━━ Raw data ━━

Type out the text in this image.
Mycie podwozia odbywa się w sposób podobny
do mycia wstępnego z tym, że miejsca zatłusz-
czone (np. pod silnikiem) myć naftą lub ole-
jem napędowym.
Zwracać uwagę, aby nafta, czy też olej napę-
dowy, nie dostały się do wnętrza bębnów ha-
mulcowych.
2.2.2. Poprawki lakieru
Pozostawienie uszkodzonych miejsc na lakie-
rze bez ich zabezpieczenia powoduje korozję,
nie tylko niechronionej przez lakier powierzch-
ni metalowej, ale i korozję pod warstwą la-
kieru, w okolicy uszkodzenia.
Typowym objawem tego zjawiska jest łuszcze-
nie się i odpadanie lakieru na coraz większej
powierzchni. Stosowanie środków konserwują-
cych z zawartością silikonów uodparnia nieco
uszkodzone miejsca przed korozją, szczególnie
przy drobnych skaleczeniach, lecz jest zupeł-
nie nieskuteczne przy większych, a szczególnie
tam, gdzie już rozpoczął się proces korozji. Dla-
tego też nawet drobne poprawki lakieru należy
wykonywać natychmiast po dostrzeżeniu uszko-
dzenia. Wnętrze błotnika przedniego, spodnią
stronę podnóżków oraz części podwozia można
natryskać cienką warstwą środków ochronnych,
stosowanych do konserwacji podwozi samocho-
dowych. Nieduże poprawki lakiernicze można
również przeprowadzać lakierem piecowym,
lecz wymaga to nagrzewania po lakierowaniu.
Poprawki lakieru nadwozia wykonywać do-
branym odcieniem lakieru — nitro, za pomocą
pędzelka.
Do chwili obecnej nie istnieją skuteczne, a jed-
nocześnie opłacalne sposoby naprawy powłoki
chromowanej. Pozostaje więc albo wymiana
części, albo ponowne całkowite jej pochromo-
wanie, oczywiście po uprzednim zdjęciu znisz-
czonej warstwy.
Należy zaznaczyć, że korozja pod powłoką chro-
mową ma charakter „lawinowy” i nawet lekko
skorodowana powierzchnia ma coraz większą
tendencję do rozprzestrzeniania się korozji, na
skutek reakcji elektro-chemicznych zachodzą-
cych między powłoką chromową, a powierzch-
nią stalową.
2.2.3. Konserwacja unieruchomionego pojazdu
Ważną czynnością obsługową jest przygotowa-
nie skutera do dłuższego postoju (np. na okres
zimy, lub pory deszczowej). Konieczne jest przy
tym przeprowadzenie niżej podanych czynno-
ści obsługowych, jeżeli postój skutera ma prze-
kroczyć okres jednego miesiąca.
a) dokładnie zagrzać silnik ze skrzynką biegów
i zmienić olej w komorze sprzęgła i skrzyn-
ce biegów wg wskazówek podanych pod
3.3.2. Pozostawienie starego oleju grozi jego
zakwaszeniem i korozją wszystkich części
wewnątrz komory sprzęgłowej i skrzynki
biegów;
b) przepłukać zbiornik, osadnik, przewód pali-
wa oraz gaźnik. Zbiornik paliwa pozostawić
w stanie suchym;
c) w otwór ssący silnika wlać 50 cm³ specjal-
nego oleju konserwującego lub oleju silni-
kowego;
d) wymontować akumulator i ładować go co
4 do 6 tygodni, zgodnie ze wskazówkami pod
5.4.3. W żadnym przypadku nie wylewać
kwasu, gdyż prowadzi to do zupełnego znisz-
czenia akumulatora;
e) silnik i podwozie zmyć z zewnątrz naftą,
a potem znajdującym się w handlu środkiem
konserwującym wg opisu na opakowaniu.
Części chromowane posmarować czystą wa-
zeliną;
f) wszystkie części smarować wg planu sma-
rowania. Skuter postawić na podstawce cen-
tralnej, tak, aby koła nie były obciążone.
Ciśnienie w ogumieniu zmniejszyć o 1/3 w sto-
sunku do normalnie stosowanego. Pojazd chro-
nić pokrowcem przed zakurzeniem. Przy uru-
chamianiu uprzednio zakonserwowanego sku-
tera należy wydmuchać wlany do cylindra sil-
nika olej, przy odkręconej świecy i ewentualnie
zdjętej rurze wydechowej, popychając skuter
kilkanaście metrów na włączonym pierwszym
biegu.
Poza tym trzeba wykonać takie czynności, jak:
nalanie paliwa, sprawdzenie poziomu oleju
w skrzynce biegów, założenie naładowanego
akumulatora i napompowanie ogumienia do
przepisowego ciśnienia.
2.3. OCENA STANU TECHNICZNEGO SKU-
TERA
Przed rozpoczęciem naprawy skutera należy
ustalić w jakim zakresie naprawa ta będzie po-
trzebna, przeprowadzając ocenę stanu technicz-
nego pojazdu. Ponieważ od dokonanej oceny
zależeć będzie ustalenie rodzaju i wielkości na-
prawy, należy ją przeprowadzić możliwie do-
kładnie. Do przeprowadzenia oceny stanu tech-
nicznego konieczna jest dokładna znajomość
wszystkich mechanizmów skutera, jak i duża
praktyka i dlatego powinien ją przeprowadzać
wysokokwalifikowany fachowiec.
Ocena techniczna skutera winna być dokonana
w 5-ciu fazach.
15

━━━

What is asked: Locate and copy each line in the data above that includes the word "można".

The output:
stronę podnóżków oraz części podwozia można
dowych. Nieduże poprawki lakiernicze można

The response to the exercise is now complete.